私自身が表題の問題を解いた時のプログラムについて解説します。
問題の詳細は「縦線と横線でマス目を塗る」(CodeIQ)を参照してください。
【概要】
マス目をルールに従って黒く塗っていきます。
黒く塗られたマス目の数を数えてください。
【詳細】
マス目を塗る方法は、以下の二通りあります(以下、座標系はyが大きい方が上、xが大きい方が右です):
方向を表す記号 状況 V 下から上に塗る(y座標が大きい方向に塗りすすめる) H 左から右に塗る(x座標が大きい方向に塗りすすめる)
【入出力】
入力は
H,1,2,8 V,4,1,8 H,1,7,5 V,7,7,2
のようになっています。
塗り方が、空白区切りで並んでいます。

*入力データ*.
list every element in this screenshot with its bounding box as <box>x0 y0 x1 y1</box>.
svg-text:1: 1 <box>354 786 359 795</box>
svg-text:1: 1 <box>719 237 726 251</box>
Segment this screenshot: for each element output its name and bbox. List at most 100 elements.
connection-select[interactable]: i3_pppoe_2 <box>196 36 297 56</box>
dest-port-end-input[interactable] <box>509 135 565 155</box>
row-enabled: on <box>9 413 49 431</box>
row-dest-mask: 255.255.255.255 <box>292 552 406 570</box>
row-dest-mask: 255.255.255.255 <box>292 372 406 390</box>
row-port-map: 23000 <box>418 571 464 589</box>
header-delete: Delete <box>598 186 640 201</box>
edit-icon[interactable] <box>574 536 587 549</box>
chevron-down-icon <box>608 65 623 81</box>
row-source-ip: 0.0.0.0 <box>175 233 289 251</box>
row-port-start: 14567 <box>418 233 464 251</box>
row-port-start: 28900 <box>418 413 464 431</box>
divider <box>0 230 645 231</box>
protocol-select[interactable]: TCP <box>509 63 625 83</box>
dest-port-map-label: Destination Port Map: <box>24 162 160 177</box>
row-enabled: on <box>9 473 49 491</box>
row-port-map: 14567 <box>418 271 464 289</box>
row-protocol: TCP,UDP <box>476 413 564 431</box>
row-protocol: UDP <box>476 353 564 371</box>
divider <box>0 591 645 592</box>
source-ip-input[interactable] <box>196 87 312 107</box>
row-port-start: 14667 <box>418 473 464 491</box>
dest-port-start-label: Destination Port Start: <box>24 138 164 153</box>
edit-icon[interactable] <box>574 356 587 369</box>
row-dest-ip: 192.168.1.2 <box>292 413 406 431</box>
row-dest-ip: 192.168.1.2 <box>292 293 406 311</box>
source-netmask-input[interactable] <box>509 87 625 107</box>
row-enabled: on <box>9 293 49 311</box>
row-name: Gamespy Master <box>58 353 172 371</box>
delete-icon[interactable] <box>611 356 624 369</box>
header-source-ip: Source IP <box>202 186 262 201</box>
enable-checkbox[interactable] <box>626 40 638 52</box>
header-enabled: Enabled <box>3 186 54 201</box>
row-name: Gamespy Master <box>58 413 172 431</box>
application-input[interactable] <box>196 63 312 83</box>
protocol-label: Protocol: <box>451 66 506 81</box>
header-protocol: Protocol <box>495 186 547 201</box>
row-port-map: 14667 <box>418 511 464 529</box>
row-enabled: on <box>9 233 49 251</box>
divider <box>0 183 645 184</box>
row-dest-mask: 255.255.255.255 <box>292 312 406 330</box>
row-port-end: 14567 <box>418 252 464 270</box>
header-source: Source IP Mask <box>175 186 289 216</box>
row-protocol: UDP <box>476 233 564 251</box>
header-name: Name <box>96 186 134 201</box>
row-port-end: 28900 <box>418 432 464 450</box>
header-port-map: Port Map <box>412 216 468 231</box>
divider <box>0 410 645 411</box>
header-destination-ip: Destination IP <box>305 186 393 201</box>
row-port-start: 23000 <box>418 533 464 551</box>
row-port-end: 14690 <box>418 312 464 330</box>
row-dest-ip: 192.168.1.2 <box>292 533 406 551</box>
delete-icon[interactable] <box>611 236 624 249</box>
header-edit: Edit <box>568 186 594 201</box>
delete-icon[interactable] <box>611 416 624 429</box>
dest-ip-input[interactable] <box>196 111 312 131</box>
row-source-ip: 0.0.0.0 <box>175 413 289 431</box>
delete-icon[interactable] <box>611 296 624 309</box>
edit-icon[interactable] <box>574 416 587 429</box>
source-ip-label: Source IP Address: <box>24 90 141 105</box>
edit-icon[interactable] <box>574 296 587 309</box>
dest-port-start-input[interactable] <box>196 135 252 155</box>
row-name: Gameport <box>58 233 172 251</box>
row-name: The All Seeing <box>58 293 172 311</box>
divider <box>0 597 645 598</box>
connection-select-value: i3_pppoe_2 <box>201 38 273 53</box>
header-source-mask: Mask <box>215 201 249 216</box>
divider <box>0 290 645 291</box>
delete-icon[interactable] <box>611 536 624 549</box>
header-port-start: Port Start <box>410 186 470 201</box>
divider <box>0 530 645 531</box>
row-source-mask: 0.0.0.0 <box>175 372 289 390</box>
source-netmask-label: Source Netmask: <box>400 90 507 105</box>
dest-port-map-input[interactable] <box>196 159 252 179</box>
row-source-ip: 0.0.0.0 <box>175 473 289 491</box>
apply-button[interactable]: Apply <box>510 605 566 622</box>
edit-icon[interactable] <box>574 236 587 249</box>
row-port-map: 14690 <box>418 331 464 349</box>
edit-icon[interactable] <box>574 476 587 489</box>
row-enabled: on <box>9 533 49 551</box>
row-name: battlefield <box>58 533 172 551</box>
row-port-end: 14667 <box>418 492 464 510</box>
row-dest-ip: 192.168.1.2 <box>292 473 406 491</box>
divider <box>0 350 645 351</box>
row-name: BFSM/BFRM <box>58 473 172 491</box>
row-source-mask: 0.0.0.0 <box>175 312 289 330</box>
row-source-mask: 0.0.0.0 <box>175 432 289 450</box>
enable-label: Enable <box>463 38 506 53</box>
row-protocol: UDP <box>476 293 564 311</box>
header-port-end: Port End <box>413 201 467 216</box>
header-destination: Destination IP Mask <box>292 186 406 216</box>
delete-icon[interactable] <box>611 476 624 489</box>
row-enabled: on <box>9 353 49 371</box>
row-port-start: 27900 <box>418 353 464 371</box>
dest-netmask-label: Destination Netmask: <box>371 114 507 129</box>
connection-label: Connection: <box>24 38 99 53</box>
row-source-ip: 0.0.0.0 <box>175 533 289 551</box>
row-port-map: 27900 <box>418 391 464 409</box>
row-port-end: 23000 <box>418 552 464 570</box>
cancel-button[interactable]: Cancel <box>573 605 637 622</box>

*取り組む課題*.
**1.** 本文では、記号Vはどのような塗り方を表していますか。
**2.** 本文のうち、「問題の詳細は「縦線と横線でマス目を塗る」(CodeIQ)を参照してください。」を含む語句で始まり「のようになっています。」で終わる部分を、「黒く」を「赤く」に置き換えて書き直してください。
記録は本文の内容とは関係がありません。

*練習の解答*.
**1.** 下から上に、つまりy座標が大きい方向に塗り進める塗り方です。

**2.**
問題の詳細は「縦線と横線でマス目を塗る」(CodeIQ)を参照してください。
【概要】
マス目をルールに従って赤く塗っていきます。
赤く塗られたマス目の数を数えてください。
【詳細】
マス目を塗る方法は、以下の二通りあります(以下、座標系はyが大きい方が上、xが大きい方が右です):
方向を表す記号 状況 V 下から上に塗る(y座標が大きい方向に塗りすすめる) H 左から右に塗る(x座標が大きい方向に塗りすすめる)
【入出力】
入力は
H,1,2,8 V,4,1,8 H,1,7,5 V,7,7,2
のようになっています。